__Instructions for the task__
Make a tally of the lines in the records that include the string "durch", and give only that number.

[Records from a dataset]
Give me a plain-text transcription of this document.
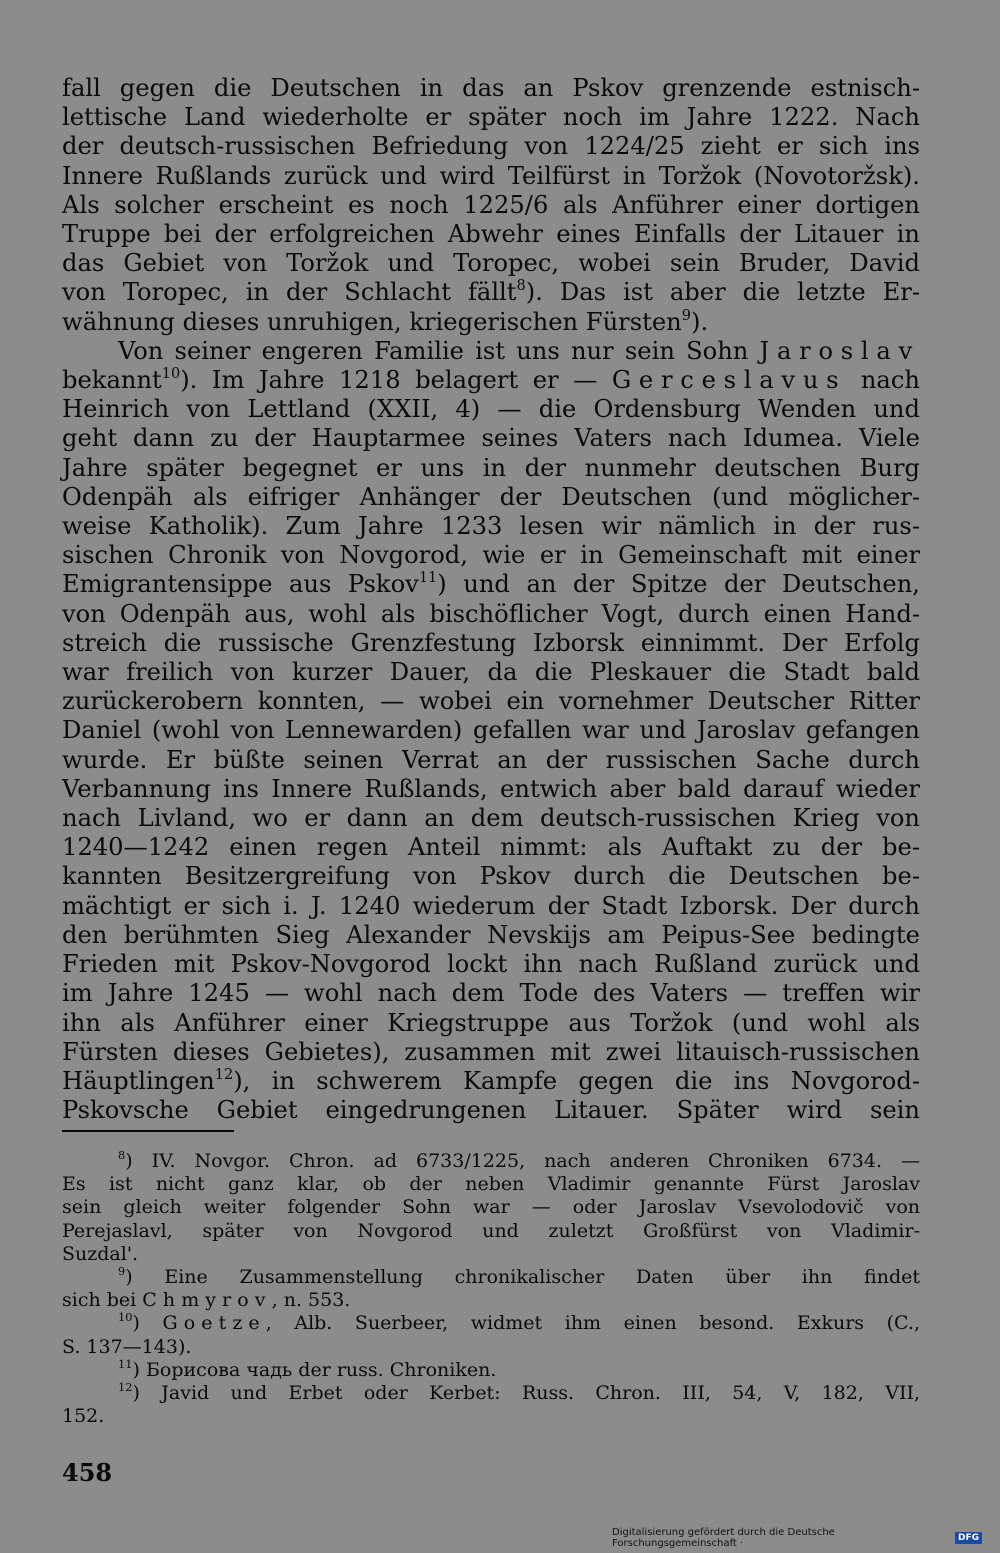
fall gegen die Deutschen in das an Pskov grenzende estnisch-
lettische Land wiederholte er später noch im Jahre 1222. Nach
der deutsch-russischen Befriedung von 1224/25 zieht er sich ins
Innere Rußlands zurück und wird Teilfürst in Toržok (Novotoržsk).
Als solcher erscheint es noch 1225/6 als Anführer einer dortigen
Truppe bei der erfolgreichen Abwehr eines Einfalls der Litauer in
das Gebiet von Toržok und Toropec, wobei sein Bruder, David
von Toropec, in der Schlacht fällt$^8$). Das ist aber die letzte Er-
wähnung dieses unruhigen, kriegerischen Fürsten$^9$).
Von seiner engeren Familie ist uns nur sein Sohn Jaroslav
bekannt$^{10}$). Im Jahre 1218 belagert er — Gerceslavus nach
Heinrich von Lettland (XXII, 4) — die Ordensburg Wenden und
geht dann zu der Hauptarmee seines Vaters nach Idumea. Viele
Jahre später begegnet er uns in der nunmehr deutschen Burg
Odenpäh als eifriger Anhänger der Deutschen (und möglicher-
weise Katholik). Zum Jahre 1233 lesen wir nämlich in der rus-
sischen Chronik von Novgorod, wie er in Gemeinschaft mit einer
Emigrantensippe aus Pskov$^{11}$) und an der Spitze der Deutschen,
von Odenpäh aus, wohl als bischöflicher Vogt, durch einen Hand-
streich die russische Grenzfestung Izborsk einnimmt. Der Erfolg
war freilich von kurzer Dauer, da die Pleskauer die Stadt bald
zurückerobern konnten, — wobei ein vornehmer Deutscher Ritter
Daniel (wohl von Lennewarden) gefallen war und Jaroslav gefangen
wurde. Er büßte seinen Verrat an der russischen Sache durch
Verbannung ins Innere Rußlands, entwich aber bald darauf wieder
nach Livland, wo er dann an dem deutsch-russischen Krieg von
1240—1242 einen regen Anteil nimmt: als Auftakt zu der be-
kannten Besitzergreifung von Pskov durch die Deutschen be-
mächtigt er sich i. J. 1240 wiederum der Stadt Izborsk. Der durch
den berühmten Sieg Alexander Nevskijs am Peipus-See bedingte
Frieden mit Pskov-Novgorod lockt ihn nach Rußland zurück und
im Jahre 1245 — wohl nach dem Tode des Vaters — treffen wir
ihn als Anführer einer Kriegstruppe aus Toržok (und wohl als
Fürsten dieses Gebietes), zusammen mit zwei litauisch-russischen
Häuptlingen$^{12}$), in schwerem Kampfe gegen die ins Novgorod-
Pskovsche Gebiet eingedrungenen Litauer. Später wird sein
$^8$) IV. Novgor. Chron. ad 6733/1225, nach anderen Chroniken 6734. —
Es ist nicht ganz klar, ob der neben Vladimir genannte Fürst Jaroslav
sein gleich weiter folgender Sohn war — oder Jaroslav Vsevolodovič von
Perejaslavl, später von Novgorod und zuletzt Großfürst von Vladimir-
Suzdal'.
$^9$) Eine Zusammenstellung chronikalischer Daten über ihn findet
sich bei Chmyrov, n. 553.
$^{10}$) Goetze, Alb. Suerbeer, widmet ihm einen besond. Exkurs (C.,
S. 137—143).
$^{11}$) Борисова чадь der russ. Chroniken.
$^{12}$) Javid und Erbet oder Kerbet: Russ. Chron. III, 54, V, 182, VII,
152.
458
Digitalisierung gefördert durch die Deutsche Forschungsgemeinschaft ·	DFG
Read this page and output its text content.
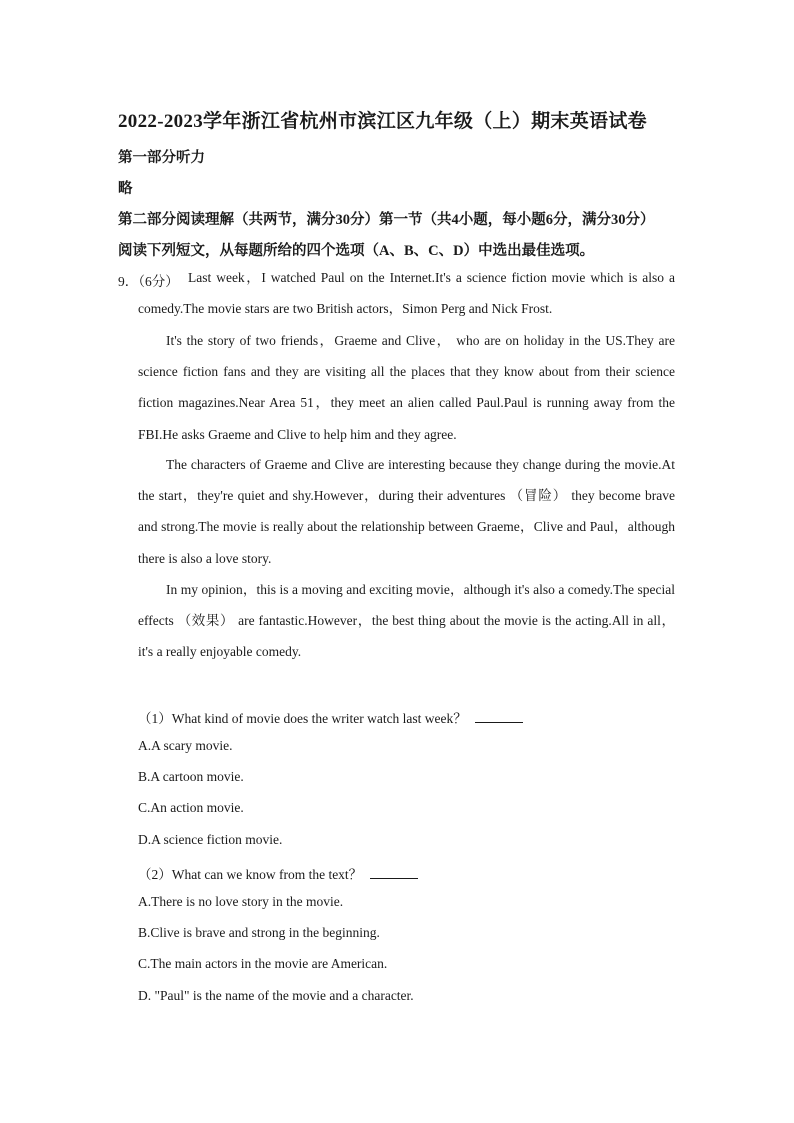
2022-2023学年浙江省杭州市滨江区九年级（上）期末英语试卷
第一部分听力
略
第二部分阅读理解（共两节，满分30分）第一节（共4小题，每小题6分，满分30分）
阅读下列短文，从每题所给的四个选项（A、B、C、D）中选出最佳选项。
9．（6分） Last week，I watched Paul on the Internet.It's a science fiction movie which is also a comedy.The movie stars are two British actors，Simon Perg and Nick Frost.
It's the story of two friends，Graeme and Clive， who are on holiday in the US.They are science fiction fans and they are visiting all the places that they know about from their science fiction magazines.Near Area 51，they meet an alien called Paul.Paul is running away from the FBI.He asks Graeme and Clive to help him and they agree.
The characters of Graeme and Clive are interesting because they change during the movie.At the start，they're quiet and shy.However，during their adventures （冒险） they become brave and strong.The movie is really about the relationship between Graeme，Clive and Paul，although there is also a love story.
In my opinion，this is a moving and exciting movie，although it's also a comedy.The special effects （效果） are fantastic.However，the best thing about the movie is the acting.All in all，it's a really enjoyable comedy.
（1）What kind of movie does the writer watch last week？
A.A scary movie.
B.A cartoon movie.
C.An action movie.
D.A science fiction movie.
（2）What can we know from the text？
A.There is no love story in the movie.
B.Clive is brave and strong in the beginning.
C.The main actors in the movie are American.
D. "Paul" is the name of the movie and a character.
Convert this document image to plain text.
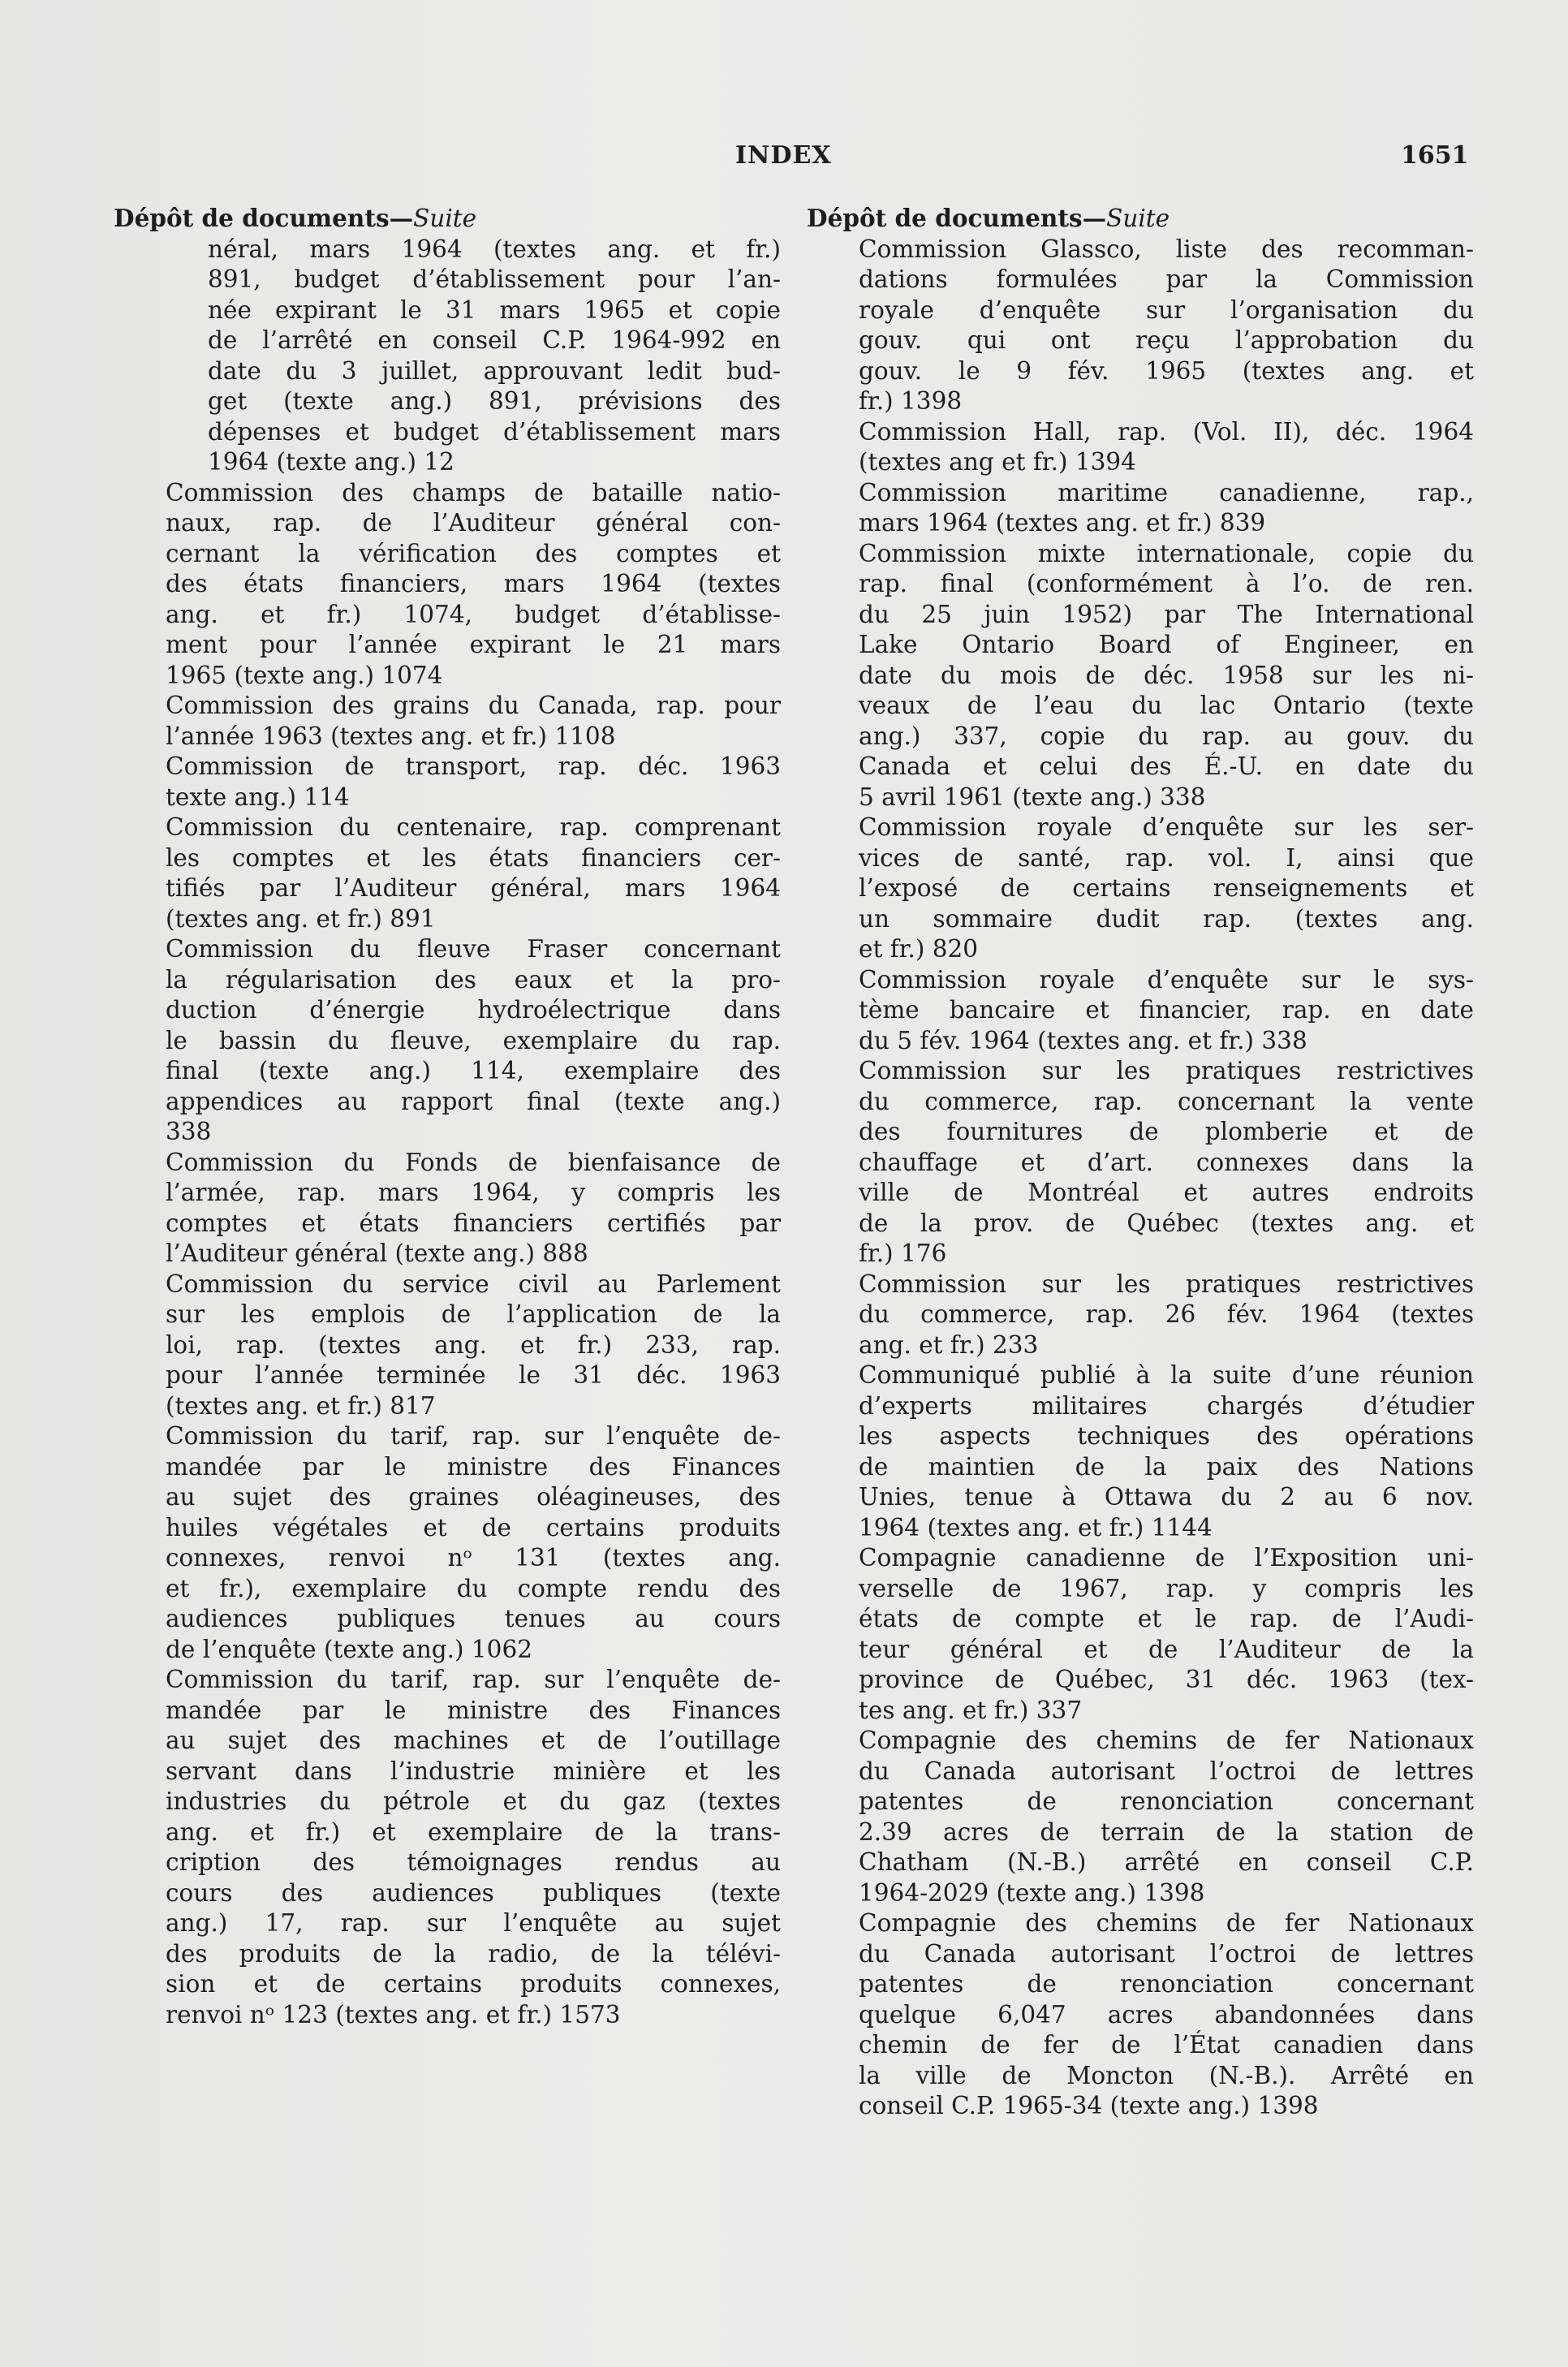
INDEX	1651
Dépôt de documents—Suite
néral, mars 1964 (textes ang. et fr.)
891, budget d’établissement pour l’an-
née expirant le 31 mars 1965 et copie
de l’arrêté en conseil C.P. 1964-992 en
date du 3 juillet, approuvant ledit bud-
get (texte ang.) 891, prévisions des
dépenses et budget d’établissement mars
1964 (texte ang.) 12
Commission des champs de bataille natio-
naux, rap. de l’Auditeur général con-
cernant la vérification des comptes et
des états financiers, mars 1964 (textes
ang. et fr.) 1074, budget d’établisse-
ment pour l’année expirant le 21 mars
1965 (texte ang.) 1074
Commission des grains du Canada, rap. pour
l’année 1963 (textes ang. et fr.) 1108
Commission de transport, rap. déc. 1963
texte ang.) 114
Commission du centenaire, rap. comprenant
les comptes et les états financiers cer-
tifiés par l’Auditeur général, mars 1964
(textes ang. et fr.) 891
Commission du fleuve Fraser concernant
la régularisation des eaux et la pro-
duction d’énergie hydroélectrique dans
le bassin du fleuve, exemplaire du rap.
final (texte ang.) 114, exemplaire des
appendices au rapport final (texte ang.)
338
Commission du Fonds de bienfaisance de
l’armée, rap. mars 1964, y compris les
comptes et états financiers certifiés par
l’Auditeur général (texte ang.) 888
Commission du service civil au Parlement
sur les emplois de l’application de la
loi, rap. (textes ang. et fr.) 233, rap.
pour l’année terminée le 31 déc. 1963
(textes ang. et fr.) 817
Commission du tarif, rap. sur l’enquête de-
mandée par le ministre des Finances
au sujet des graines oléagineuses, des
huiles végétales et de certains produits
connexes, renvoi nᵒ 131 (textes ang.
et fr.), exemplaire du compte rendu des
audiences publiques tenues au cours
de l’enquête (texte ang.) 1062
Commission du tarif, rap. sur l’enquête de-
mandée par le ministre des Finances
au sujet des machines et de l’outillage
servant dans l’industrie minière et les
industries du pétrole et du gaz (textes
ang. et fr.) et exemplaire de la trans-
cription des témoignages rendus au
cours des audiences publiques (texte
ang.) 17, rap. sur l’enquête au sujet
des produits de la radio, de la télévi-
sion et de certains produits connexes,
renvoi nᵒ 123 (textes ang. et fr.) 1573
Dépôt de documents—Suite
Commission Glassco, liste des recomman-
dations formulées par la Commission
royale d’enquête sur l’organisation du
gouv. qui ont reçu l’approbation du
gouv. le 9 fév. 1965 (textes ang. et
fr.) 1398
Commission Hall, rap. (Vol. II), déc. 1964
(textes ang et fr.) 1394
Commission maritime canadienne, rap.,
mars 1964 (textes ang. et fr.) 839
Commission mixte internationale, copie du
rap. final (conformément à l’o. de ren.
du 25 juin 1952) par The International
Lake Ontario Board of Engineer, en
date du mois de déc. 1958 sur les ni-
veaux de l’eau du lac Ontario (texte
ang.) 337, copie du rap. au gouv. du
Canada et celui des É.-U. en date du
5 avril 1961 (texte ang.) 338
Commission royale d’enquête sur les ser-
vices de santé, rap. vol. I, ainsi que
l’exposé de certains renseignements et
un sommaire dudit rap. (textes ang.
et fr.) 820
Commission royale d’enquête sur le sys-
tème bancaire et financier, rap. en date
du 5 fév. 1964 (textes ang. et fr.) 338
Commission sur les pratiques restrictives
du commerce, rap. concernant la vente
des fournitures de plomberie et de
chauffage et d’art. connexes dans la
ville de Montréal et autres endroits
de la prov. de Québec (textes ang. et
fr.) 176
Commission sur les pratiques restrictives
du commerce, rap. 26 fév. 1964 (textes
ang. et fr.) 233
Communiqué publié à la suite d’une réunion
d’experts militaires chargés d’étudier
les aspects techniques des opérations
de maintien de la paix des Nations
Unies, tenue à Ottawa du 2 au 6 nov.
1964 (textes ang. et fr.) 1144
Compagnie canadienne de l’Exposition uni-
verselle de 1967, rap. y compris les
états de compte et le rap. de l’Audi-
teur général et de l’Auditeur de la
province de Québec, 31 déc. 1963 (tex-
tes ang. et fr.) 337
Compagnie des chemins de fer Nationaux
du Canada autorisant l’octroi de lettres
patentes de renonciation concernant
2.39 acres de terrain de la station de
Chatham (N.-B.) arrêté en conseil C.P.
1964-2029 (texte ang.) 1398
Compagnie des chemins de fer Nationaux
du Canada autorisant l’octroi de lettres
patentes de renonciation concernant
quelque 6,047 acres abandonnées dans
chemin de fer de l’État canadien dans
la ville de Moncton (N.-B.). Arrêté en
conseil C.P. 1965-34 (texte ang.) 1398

__The result__
5